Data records
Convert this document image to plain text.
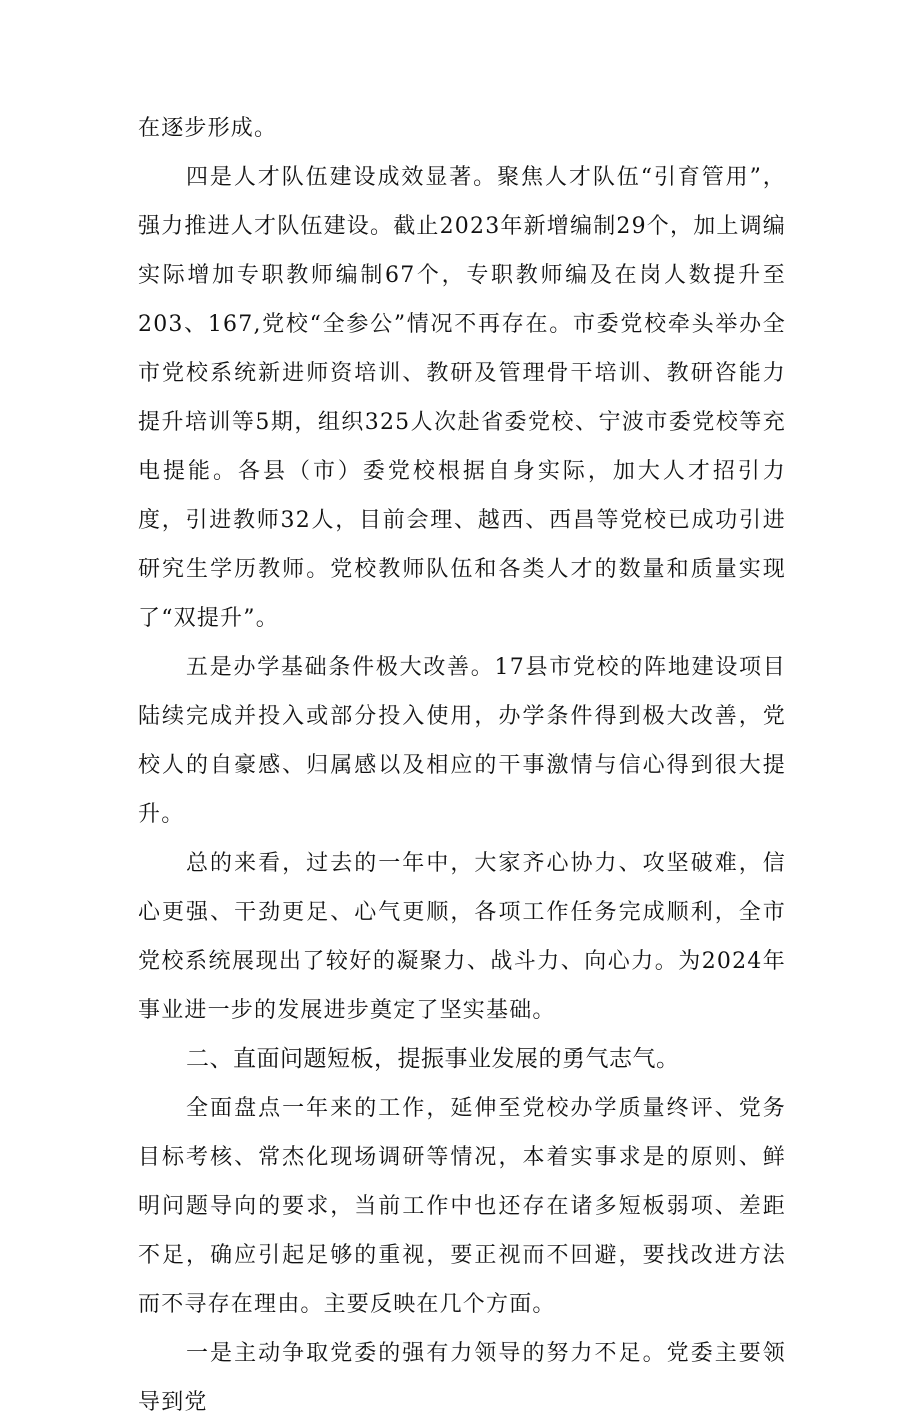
在逐步形成。

四是人才队伍建设成效显著。聚焦人才队伍“引育管用”，强力推进人才队伍建设。截止2023年新增编制29个，加上调编实际增加专职教师编制67个，专职教师编及在岗人数提升至203、167,党校“全参公”情况不再存在。市委党校牵头举办全市党校系统新进师资培训、教研及管理骨干培训、教研咨能力提升培训等5期，组织325人次赴省委党校、宁波市委党校等充电提能。各县（市）委党校根据自身实际，加大人才招引力度，引进教师32人，目前会理、越西、西昌等党校已成功引进研究生学历教师。党校教师队伍和各类人才的数量和质量实现了“双提升”。

五是办学基础条件极大改善。17县市党校的阵地建设项目陆续完成并投入或部分投入使用，办学条件得到极大改善，党校人的自豪感、归属感以及相应的干事激情与信心得到很大提升。

总的来看，过去的一年中，大家齐心协力、攻坚破难，信心更强、干劲更足、心气更顺，各项工作任务完成顺利，全市党校系统展现出了较好的凝聚力、战斗力、向心力。为2024年事业进一步的发展进步奠定了坚实基础。

二、直面问题短板，提振事业发展的勇气志气。

全面盘点一年来的工作，延伸至党校办学质量终评、党务目标考核、常杰化现场调研等情况，本着实事求是的原则、鲜明问题导向的要求，当前工作中也还存在诸多短板弱项、差距不足，确应引起足够的重视，要正视而不回避，要找改进方法而不寻存在理由。主要反映在几个方面。

一是主动争取党委的强有力领导的努力不足。党委主要领导到党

(Your task)
Every record must be copied exactly, with the pictures left out.

(Answer to this problem)
Convert this document image to plain text.
在逐步形成。

四是人才队伍建设成效显著。聚焦人才队伍“引育管用”，强力推进人才队伍建设。截止2023年新增编制29个，加上调编实际增加专职教师编制67个，专职教师编及在岗人数提升至203、167,党校“全参公”情况不再存在。市委党校牵头举办全市党校系统新进师资培训、教研及管理骨干培训、教研咨能力提升培训等5期，组织325人次赴省委党校、宁波市委党校等充电提能。各县（市）委党校根据自身实际，加大人才招引力度，引进教师32人，目前会理、越西、西昌等党校已成功引进研究生学历教师。党校教师队伍和各类人才的数量和质量实现了“双提升”。

五是办学基础条件极大改善。17县市党校的阵地建设项目陆续完成并投入或部分投入使用，办学条件得到极大改善，党校人的自豪感、归属感以及相应的干事激情与信心得到很大提升。

总的来看，过去的一年中，大家齐心协力、攻坚破难，信心更强、干劲更足、心气更顺，各项工作任务完成顺利，全市党校系统展现出了较好的凝聚力、战斗力、向心力。为2024年事业进一步的发展进步奠定了坚实基础。

二、直面问题短板，提振事业发展的勇气志气。

全面盘点一年来的工作，延伸至党校办学质量终评、党务目标考核、常杰化现场调研等情况，本着实事求是的原则、鲜明问题导向的要求，当前工作中也还存在诸多短板弱项、差距不足，确应引起足够的重视，要正视而不回避，要找改进方法而不寻存在理由。主要反映在几个方面。

一是主动争取党委的强有力领导的努力不足。党委主要领导到党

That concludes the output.